(Data entries)
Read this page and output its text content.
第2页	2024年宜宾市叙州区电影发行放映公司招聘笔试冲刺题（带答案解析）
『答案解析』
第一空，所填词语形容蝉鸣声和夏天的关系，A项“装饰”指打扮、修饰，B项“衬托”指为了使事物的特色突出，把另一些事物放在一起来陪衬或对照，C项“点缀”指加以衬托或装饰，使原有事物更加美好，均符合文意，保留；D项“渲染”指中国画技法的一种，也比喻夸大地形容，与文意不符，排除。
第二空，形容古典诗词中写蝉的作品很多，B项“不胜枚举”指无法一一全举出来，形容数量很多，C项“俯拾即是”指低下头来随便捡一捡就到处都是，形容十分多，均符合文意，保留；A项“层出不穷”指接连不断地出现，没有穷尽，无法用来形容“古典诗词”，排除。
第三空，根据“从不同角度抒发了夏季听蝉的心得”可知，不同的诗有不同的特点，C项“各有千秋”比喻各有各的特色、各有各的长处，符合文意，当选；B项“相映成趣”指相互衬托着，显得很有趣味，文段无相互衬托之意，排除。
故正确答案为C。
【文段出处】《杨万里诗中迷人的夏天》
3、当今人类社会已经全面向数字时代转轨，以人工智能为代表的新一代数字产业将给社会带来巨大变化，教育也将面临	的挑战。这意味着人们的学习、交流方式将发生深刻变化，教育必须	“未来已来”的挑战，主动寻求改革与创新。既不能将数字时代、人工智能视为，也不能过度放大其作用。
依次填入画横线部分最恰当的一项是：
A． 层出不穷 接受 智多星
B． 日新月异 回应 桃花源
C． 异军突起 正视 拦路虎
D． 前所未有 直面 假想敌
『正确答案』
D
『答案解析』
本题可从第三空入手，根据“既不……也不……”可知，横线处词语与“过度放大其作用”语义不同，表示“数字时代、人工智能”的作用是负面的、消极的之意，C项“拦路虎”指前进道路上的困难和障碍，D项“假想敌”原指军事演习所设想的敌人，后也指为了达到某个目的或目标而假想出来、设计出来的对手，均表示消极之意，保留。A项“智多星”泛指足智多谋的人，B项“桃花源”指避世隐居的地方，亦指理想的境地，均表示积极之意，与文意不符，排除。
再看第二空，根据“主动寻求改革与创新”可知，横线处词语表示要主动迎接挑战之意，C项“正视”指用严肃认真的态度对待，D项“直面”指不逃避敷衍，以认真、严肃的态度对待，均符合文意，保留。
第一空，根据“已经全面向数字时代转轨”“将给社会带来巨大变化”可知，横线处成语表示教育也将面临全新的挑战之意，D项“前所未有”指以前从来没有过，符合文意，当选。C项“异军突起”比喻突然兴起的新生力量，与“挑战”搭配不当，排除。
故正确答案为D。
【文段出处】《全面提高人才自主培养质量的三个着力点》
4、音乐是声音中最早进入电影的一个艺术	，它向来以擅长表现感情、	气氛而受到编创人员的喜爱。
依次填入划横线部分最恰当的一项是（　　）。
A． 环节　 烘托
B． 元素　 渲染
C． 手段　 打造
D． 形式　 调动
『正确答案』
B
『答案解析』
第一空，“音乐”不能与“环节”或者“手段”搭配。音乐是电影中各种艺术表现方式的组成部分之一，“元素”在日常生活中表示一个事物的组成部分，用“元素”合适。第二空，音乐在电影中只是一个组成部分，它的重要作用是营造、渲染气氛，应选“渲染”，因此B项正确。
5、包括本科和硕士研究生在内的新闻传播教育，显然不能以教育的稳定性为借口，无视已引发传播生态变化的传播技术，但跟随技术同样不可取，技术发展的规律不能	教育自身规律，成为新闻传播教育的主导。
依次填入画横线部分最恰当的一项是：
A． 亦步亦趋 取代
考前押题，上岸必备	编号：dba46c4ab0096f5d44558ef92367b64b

THE TASK | Return the lines of the records that include the string "与文意不符".

ANSWER TO THIS TASK |
第一空，所填词语形容蝉鸣声和夏天的关系，A项“装饰”指打扮、修饰，B项“衬托”指为了使事物的特色突出，把另一些事物放在一起来陪衬或对照，C项“点缀”指加以衬托或装饰，使原有事物更加美好，均符合文意，保留；D项“渲染”指中国画技法的一种，也比喻夸大地形容，与文意不符，排除。
本题可从第三空入手，根据“既不……也不……”可知，横线处词语与“过度放大其作用”语义不同，表示“数字时代、人工智能”的作用是负面的、消极的之意，C项“拦路虎”指前进道路上的困难和障碍，D项“假想敌”原指军事演习所设想的敌人，后也指为了达到某个目的或目标而假想出来、设计出来的对手，均表示消极之意，保留。A项“智多星”泛指足智多谋的人，B项“桃花源”指避世隐居的地方，亦指理想的境地，均表示积极之意，与文意不符，排除。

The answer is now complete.